What to work on - Copy every line of the data that includes the string "social".

Records from a collection
────────────────────

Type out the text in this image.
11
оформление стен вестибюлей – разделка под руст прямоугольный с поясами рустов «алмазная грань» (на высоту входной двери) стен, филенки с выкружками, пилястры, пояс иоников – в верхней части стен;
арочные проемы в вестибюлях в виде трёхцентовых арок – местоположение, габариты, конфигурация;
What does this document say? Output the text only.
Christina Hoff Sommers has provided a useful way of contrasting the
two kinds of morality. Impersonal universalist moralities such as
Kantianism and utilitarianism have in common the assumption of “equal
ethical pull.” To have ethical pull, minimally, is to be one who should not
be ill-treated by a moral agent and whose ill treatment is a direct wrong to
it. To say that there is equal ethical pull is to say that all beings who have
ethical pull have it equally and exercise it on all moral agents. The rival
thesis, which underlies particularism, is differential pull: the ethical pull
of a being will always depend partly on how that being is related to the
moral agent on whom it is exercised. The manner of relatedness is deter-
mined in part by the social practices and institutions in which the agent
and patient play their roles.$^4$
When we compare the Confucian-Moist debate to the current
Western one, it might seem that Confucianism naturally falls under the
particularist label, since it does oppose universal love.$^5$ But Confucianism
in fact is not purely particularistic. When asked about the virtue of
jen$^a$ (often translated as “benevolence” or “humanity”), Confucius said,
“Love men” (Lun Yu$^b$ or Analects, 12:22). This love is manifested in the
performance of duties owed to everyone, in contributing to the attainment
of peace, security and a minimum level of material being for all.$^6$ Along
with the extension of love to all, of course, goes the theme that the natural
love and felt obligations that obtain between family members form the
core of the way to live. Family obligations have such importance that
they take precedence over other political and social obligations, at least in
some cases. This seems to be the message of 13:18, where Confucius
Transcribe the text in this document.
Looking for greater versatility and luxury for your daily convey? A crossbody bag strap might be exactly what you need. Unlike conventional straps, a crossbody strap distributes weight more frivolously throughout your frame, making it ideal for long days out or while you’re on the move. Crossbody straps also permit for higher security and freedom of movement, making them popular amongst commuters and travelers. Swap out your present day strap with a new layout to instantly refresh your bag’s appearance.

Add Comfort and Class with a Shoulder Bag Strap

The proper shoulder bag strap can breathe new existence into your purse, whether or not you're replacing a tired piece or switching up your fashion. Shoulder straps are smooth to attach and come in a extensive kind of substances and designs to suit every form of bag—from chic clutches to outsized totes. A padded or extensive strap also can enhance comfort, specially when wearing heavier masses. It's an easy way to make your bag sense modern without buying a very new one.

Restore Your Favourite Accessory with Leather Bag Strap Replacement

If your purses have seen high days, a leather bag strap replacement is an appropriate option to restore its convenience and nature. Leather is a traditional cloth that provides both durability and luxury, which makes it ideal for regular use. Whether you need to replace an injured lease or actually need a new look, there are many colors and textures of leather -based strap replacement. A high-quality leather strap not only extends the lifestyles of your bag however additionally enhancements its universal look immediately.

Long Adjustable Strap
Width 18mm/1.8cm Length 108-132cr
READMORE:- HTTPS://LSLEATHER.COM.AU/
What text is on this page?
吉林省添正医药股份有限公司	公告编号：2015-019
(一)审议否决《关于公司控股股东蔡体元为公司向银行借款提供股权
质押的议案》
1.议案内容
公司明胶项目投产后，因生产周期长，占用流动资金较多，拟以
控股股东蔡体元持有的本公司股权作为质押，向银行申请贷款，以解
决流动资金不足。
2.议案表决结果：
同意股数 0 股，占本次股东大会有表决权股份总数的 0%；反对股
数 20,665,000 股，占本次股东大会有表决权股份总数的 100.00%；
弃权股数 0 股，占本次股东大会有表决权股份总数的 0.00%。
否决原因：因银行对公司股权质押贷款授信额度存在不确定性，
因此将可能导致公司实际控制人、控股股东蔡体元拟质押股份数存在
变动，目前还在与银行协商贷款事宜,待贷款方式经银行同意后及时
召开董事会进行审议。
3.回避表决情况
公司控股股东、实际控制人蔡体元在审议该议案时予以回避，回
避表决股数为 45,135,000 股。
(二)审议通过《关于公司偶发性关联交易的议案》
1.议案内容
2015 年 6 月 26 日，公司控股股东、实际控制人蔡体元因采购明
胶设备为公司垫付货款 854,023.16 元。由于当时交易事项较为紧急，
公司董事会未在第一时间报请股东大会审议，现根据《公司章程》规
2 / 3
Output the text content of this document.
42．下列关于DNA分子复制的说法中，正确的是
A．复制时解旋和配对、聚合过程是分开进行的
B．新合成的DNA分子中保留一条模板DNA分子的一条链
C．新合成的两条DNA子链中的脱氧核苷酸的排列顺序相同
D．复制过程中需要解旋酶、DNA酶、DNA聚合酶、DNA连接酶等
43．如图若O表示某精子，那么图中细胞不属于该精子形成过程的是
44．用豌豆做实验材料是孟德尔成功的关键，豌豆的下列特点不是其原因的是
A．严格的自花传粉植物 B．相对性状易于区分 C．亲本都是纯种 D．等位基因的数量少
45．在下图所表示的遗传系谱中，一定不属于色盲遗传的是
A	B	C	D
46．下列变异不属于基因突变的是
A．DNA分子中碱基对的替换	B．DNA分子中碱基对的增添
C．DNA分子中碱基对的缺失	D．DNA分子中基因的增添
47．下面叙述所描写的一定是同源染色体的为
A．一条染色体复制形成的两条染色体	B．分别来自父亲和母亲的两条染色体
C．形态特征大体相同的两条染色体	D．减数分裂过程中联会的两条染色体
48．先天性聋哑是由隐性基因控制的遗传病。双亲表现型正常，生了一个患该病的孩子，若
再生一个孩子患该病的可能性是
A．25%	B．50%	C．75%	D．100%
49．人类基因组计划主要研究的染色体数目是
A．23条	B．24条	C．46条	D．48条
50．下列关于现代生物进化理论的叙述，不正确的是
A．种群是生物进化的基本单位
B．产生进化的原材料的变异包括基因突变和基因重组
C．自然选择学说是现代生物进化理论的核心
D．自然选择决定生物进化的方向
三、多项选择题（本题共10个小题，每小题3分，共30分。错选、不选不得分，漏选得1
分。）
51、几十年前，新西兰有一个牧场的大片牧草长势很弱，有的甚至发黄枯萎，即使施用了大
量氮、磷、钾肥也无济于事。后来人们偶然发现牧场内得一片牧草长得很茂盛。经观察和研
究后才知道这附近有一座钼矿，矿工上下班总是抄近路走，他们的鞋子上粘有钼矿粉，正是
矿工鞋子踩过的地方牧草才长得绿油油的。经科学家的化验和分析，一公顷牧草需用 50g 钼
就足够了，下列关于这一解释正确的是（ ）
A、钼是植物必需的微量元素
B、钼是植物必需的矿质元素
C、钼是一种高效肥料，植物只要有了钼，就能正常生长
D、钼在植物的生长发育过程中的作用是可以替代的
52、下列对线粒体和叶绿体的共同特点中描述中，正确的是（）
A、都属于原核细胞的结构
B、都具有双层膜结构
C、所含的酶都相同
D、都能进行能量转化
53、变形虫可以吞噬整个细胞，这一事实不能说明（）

────────────────────

Expected answer -
mined in part by the social practices and institutions in which the agent
they take precedence over other political and social obligations, at least in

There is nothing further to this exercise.